STATED GOAL: Reproduce every line of the listing below word for word, but leave out the picture.

DATA IN THIS EXERCISE:
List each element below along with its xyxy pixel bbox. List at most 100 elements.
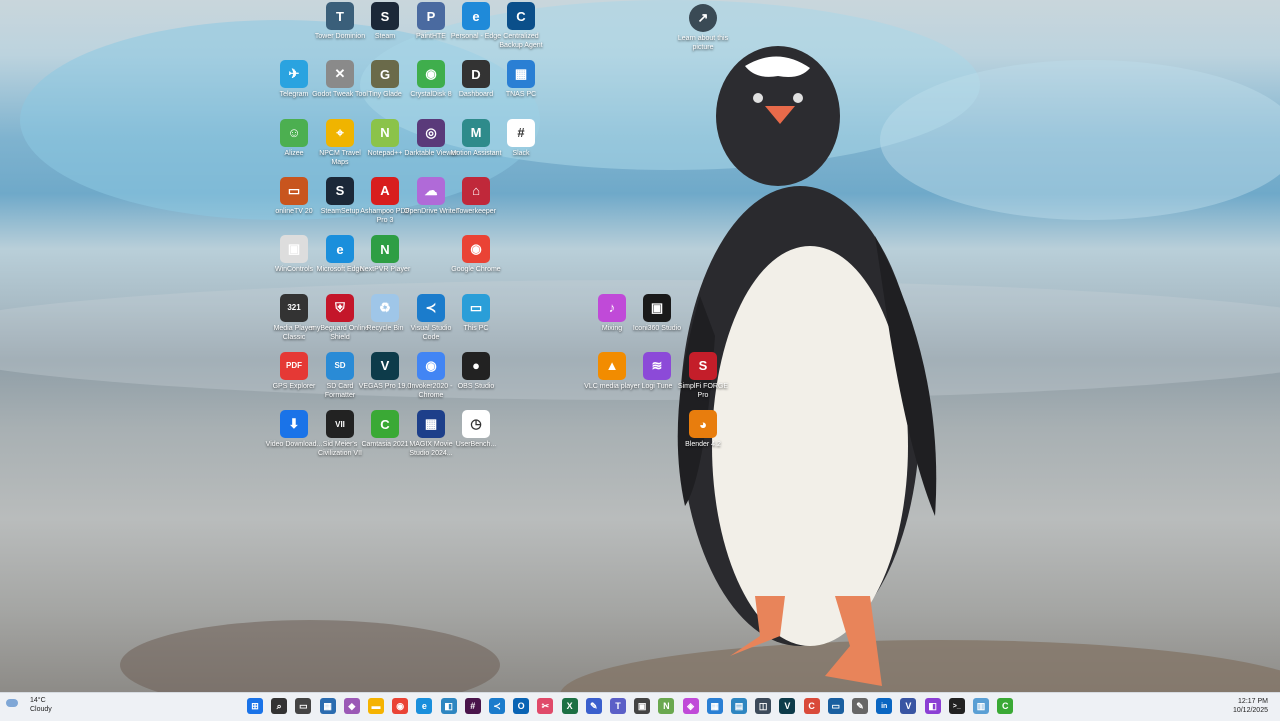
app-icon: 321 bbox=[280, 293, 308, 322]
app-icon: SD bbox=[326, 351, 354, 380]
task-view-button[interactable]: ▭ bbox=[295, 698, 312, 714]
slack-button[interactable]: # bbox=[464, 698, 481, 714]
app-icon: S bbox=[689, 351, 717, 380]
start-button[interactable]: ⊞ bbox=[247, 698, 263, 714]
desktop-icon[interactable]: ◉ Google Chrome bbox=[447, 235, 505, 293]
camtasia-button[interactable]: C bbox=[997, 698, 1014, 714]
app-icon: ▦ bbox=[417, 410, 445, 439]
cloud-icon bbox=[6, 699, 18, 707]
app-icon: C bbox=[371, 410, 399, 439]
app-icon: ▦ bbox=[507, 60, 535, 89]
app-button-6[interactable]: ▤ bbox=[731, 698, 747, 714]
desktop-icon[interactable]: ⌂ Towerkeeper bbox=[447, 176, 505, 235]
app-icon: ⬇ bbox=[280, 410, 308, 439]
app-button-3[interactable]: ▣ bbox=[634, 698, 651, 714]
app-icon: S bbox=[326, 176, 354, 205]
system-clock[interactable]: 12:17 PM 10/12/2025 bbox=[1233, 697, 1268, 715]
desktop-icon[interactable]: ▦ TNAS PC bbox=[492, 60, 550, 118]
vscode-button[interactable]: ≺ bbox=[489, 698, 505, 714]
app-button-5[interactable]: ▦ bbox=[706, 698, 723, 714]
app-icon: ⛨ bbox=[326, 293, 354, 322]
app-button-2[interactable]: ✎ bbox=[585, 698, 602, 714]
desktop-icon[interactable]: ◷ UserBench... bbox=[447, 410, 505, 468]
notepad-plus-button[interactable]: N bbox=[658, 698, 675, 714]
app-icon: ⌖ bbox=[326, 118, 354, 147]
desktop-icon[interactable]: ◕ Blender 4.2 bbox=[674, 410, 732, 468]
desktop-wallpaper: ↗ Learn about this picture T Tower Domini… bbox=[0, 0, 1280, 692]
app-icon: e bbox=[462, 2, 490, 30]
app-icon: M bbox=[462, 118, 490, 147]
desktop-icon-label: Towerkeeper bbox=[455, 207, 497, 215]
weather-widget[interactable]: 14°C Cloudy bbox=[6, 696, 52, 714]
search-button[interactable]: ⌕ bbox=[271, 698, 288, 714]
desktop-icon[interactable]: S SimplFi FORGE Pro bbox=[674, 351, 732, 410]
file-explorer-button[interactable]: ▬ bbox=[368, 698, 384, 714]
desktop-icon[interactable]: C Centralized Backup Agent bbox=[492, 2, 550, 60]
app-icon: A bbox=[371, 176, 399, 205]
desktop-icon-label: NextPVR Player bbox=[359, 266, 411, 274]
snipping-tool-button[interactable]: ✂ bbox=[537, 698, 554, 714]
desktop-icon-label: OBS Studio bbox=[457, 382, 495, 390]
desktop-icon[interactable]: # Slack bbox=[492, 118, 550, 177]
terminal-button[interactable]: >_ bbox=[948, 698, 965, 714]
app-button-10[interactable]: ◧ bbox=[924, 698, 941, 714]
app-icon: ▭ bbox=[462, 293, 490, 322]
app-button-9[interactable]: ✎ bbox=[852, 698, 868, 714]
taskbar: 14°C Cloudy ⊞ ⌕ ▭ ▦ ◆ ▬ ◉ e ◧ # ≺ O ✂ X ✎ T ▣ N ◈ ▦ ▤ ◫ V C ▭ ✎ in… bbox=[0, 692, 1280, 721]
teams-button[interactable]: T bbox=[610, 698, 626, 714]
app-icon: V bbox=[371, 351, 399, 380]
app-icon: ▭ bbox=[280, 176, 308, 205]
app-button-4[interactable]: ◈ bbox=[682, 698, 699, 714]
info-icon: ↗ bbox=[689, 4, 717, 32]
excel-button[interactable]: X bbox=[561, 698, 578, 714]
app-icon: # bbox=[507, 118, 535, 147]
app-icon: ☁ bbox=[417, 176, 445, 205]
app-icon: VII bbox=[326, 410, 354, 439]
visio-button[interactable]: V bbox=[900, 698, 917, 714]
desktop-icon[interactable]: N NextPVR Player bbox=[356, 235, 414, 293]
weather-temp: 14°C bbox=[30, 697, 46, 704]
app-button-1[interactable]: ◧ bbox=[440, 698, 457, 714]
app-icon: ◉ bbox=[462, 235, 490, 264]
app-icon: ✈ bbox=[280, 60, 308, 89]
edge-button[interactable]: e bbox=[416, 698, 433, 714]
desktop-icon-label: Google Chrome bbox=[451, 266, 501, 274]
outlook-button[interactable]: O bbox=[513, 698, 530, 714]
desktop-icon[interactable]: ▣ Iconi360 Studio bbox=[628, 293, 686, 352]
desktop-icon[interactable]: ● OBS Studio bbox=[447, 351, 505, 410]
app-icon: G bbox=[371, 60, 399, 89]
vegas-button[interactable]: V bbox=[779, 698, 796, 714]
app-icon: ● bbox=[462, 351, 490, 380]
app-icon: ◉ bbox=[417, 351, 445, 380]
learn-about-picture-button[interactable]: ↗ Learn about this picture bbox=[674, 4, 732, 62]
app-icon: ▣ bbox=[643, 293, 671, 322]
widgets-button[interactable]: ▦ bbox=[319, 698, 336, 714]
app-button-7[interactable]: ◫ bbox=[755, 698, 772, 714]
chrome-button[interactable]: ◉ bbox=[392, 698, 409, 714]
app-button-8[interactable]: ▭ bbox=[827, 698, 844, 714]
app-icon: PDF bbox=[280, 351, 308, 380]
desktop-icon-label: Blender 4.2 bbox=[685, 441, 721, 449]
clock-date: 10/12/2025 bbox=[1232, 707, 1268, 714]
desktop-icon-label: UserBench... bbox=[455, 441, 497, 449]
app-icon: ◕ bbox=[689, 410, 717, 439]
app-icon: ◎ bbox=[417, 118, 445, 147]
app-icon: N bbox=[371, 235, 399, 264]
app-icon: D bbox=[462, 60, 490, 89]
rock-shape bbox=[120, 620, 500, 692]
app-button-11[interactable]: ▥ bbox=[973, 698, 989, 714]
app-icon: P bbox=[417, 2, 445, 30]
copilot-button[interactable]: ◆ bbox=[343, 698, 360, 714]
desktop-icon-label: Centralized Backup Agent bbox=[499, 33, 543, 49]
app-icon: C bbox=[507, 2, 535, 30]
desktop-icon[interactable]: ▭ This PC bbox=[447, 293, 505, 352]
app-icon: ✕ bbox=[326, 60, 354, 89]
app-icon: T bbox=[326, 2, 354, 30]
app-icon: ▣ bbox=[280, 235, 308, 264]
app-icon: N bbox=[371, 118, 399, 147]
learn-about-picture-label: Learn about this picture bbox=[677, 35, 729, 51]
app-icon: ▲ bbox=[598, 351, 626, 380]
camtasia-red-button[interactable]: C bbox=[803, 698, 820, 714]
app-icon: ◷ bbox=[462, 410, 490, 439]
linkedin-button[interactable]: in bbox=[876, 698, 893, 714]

TASK ANSWER:
List each element below along with its xyxy pixel bbox. List at most 100 elements.
app-icon: 321 bbox=[280, 293, 308, 322]
app-icon: SD bbox=[326, 351, 354, 380]
task-view-button[interactable]: ▭ bbox=[295, 698, 312, 714]
slack-button[interactable]: # bbox=[464, 698, 481, 714]
app-icon: S bbox=[689, 351, 717, 380]
start-button[interactable]: ⊞ bbox=[247, 698, 263, 714]
desktop-icon[interactable]: ◉ Google Chrome bbox=[447, 235, 505, 293]
camtasia-button[interactable]: C bbox=[997, 698, 1014, 714]
app-icon: ▦ bbox=[417, 410, 445, 439]
cloud-icon bbox=[6, 699, 18, 707]
app-icon: C bbox=[371, 410, 399, 439]
app-icon: ▦ bbox=[507, 60, 535, 89]
app-button-6[interactable]: ▤ bbox=[731, 698, 747, 714]
desktop-icon[interactable]: ⌂ Towerkeeper bbox=[447, 176, 505, 235]
app-icon: ⬇ bbox=[280, 410, 308, 439]
app-button-3[interactable]: ▣ bbox=[634, 698, 651, 714]
app-icon: S bbox=[326, 176, 354, 205]
system-clock[interactable]: 12:17 PM 10/12/2025 bbox=[1233, 697, 1268, 715]
desktop-icon[interactable]: ▦ TNAS PC bbox=[492, 60, 550, 118]
vscode-button[interactable]: ≺ bbox=[489, 698, 505, 714]
app-button-5[interactable]: ▦ bbox=[706, 698, 723, 714]
app-icon: ⛨ bbox=[326, 293, 354, 322]
app-button-2[interactable]: ✎ bbox=[585, 698, 602, 714]
desktop-icon[interactable]: ◷ UserBench... bbox=[447, 410, 505, 468]
notepad-plus-button[interactable]: N bbox=[658, 698, 675, 714]
app-icon: ⌖ bbox=[326, 118, 354, 147]
desktop-icon[interactable]: ◕ Blender 4.2 bbox=[674, 410, 732, 468]
desktop-wallpaper: ↗ Learn about this picture T Tower Domini… bbox=[0, 0, 1280, 692]
app-icon: e bbox=[462, 2, 490, 30]
app-icon: M bbox=[462, 118, 490, 147]
desktop-icon-label: Towerkeeper bbox=[455, 207, 497, 215]
weather-widget[interactable]: 14°C Cloudy bbox=[6, 696, 52, 714]
search-button[interactable]: ⌕ bbox=[271, 698, 288, 714]
desktop-icon[interactable]: S SimplFi FORGE Pro bbox=[674, 351, 732, 410]
file-explorer-button[interactable]: ▬ bbox=[368, 698, 384, 714]
desktop-icon[interactable]: C Centralized Backup Agent bbox=[492, 2, 550, 60]
app-icon: A bbox=[371, 176, 399, 205]
desktop-icon-label: NextPVR Player bbox=[359, 266, 411, 274]
snipping-tool-button[interactable]: ✂ bbox=[537, 698, 554, 714]
desktop-icon-label: OBS Studio bbox=[457, 382, 495, 390]
desktop-icon[interactable]: # Slack bbox=[492, 118, 550, 177]
terminal-button[interactable]: >_ bbox=[948, 698, 965, 714]
app-button-10[interactable]: ◧ bbox=[924, 698, 941, 714]
app-icon: ▭ bbox=[462, 293, 490, 322]
app-button-9[interactable]: ✎ bbox=[852, 698, 868, 714]
taskbar: 14°C Cloudy ⊞ ⌕ ▭ ▦ ◆ ▬ ◉ e ◧ # ≺ O ✂ X ✎ T ▣ N ◈ ▦ ▤ ◫ V C ▭ ✎ in… bbox=[0, 692, 1280, 721]
teams-button[interactable]: T bbox=[610, 698, 626, 714]
app-icon: V bbox=[371, 351, 399, 380]
app-icon: ▭ bbox=[280, 176, 308, 205]
app-button-4[interactable]: ◈ bbox=[682, 698, 699, 714]
info-icon: ↗ bbox=[689, 4, 717, 32]
excel-button[interactable]: X bbox=[561, 698, 578, 714]
app-icon: # bbox=[507, 118, 535, 147]
app-icon: ☁ bbox=[417, 176, 445, 205]
app-icon: VII bbox=[326, 410, 354, 439]
visio-button[interactable]: V bbox=[900, 698, 917, 714]
desktop-icon[interactable]: N NextPVR Player bbox=[356, 235, 414, 293]
weather-temp: 14°C bbox=[30, 697, 46, 704]
app-button-1[interactable]: ◧ bbox=[440, 698, 457, 714]
app-icon: ◉ bbox=[462, 235, 490, 264]
app-icon: ✈ bbox=[280, 60, 308, 89]
edge-button[interactable]: e bbox=[416, 698, 433, 714]
desktop-icon-label: Google Chrome bbox=[451, 266, 501, 274]
outlook-button[interactable]: O bbox=[513, 698, 530, 714]
desktop-icon[interactable]: ▣ Iconi360 Studio bbox=[628, 293, 686, 352]
desktop-icon[interactable]: ● OBS Studio bbox=[447, 351, 505, 410]
app-icon: G bbox=[371, 60, 399, 89]
vegas-button[interactable]: V bbox=[779, 698, 796, 714]
app-icon: ● bbox=[462, 351, 490, 380]
app-icon: ◉ bbox=[417, 351, 445, 380]
learn-about-picture-button[interactable]: ↗ Learn about this picture bbox=[674, 4, 732, 62]
app-icon: ▣ bbox=[643, 293, 671, 322]
widgets-button[interactable]: ▦ bbox=[319, 698, 336, 714]
app-button-7[interactable]: ◫ bbox=[755, 698, 772, 714]
chrome-button[interactable]: ◉ bbox=[392, 698, 409, 714]
app-button-8[interactable]: ▭ bbox=[827, 698, 844, 714]
app-icon: PDF bbox=[280, 351, 308, 380]
desktop-icon-label: Blender 4.2 bbox=[685, 441, 721, 449]
clock-date: 10/12/2025 bbox=[1232, 707, 1268, 714]
desktop-icon-label: UserBench... bbox=[455, 441, 497, 449]
app-icon: ◕ bbox=[689, 410, 717, 439]
app-icon: ◎ bbox=[417, 118, 445, 147]
app-icon: N bbox=[371, 235, 399, 264]
app-icon: D bbox=[462, 60, 490, 89]
rock-shape bbox=[120, 620, 500, 692]
app-button-11[interactable]: ▥ bbox=[973, 698, 989, 714]
app-icon: P bbox=[417, 2, 445, 30]
copilot-button[interactable]: ◆ bbox=[343, 698, 360, 714]
desktop-icon-label: Centralized Backup Agent bbox=[499, 33, 543, 49]
app-icon: C bbox=[507, 2, 535, 30]
desktop-icon[interactable]: ▭ This PC bbox=[447, 293, 505, 352]
app-icon: ✕ bbox=[326, 60, 354, 89]
app-icon: T bbox=[326, 2, 354, 30]
app-icon: ▣ bbox=[280, 235, 308, 264]
app-icon: N bbox=[371, 118, 399, 147]
learn-about-picture-label: Learn about this picture bbox=[677, 35, 729, 51]
app-icon: ▲ bbox=[598, 351, 626, 380]
camtasia-red-button[interactable]: C bbox=[803, 698, 820, 714]
app-icon: ◷ bbox=[462, 410, 490, 439]
linkedin-button[interactable]: in bbox=[876, 698, 893, 714]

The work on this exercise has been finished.